───── Input for this task

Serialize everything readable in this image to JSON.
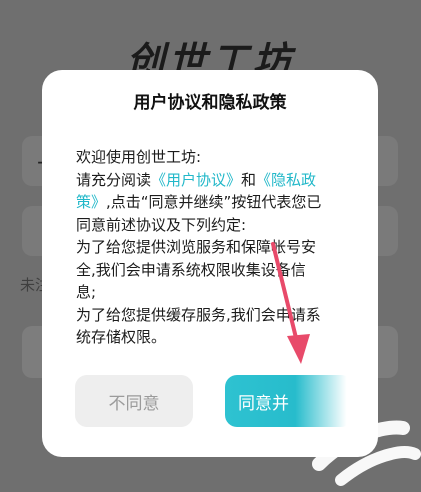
{
  "background": {
    "logo_text": "创世工坊",
    "plus_symbol": "+",
    "side_text": "未注"
  },
  "dialog": {
    "title": "用户协议和隐私政策",
    "body": {
      "line1": "欢迎使用创世工坊:",
      "line2_pre": "请充分阅读",
      "user_agreement_link": "《用户协议》",
      "and": "和",
      "privacy_link_part1": "《隐私政",
      "privacy_link_part2": "策》",
      "line3_rest": ",点击“同意并继续”按钮代表您已",
      "line4": "同意前述协议及下列约定:",
      "line5": "为了给您提供浏览服务和保障帐号安",
      "line6": "全,我们会申请系统权限收集设备信",
      "line7": "息;",
      "line8": "为了给您提供缓存服务,我们会申请系",
      "line9": "统存储权限。"
    },
    "disagree_label": "不同意",
    "agree_label": "同意并"
  },
  "colors": {
    "overlay": "#6f6f6f",
    "link": "#22b8c9",
    "agree_button": "#2ec2d1",
    "disagree_button": "#eeeeee",
    "annotation_arrow": "#e84a6a"
  }
}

──────────

(What this task involves):
What is needed is an exact reproduction of the data, pictures excluded.

(Output below):
Serialize everything readable in this image to JSON.
{
  "background": {
    "logo_text": "创世工坊",
    "plus_symbol": "+",
    "side_text": "未注"
  },
  "dialog": {
    "title": "用户协议和隐私政策",
    "body": {
      "line1": "欢迎使用创世工坊:",
      "line2_pre": "请充分阅读",
      "user_agreement_link": "《用户协议》",
      "and": "和",
      "privacy_link_part1": "《隐私政",
      "privacy_link_part2": "策》",
      "line3_rest": ",点击“同意并继续”按钮代表您已",
      "line4": "同意前述协议及下列约定:",
      "line5": "为了给您提供浏览服务和保障帐号安",
      "line6": "全,我们会申请系统权限收集设备信",
      "line7": "息;",
      "line8": "为了给您提供缓存服务,我们会申请系",
      "line9": "统存储权限。"
    },
    "disagree_label": "不同意",
    "agree_label": "同意并"
  },
  "colors": {
    "overlay": "#6f6f6f",
    "link": "#22b8c9",
    "agree_button": "#2ec2d1",
    "disagree_button": "#eeeeee",
    "annotation_arrow": "#e84a6a"
  }
}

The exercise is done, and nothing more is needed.